*Exercises*
1/ Extract the passage of the RSL speaker review thread between "Thanks. This one" and "will chime in.", inclusive, copying it word for word.
2/ Extend the forum thread about the RSL speaker review, picking up after its final line.
-- BEGIN Text block --
Please feel free to discuss below.


----------



## ALMFamily (Oct 19, 2011)

That is an amazingly detailed review Jim - thanks very much! :T

Are those offered in different finishes?


----------



## theJman (Mar 3, 2012)

ALMFamily said:


> That is an amazingly detailed review Jim - thanks very much! :T
> 
> Are those offered in different finishes?


Thanks. This one did take me longer then normal. Guess I'm slowing down in my old age... lddude:

The RSL speakers are only available in gloss black. I'm not sure if they're planning anything else, but perhaps Howard will chime in.


----------



## Sonnie (Apr 11, 2006)

Yep... excellent job!


----------



## tfontana625 (Jan 15, 2009)
-- END Text block --
-- BEGIN Entries provided --
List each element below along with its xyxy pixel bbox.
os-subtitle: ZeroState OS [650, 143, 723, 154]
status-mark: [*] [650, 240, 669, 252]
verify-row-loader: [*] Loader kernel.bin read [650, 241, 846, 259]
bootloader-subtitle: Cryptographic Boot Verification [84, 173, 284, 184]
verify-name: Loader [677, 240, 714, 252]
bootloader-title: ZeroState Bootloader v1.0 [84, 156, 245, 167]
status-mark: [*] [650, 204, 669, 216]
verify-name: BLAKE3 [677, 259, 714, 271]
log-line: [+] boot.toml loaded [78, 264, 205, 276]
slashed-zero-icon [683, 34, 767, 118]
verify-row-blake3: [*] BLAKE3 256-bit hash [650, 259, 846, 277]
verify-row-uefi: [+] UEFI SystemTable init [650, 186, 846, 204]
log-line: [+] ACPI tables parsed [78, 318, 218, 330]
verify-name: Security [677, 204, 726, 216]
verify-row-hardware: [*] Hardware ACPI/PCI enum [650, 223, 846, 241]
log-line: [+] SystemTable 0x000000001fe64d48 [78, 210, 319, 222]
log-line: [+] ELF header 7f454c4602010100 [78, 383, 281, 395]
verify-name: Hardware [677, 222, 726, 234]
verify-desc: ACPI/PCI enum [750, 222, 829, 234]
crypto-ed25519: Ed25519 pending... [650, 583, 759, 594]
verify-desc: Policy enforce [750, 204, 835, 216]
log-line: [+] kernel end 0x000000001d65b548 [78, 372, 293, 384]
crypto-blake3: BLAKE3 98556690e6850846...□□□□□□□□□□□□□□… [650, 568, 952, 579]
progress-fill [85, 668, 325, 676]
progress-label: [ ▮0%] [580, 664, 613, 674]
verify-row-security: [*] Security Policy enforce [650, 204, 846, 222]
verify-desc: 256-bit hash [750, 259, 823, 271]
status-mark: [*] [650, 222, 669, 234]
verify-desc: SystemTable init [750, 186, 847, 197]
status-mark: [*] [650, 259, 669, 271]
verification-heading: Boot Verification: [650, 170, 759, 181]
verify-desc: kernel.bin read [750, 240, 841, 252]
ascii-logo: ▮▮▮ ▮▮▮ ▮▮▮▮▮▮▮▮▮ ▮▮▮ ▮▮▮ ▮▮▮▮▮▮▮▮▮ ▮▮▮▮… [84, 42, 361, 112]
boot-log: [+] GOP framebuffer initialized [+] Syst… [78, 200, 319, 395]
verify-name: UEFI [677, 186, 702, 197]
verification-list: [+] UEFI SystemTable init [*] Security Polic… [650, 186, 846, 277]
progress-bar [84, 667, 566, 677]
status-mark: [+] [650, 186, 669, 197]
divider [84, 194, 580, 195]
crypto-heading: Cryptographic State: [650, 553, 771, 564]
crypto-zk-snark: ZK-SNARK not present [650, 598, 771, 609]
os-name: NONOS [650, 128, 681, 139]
-- END Entries provided --
*Task-by-task answers*
1/
Thanks. This one did take me longer then normal. Guess I'm slowing down in my old age... lddude:

The RSL speakers are only available in gloss black. I'm not sure if they're planning anything else, but perhaps Howard will chime in.

2/
I've actually started considering these speakers now. I'm debating between these or for around the same price, the psb image line of speakers (C4, B5's, and B4's), with an SVS SB12 sub. I've heard the PSB's and was very impressed. My impression is that with the PSB's I could actually set the sub to cross over lower then these even with the B4's, and the SVS may give a little more umph. However from the reviews it sounds like these RSL's may have more clarity and detail and perhaps a little more brightness in the highs. Any thoughts beyond that? I wish I could here them side by side but, unfortunately I don't have a man cave to audition multiple system at once and compare, so I have to go by what I read.


----------



## theJman (Mar 3, 2012)

Unfortunately I haven't had the opportunity to hear the PSB's, so I can't really comment on them. From what I've read they seem to be well liked though.

The SB12-NSD can actually be crossed over very high, so the 100Hz recommended for the RSL's will be no problem for it. Regardless of which speakers you use - and/or where you cross them over - the SB12 will have the same ability, so there's really no additional "umph" to be had.

The RSL's do offer that unique in home trial, where they pay shipping both ways. That means you can try them in your own environment for a few weeks without having to worry about paying return shipping if you ultimately decide they aren't for you.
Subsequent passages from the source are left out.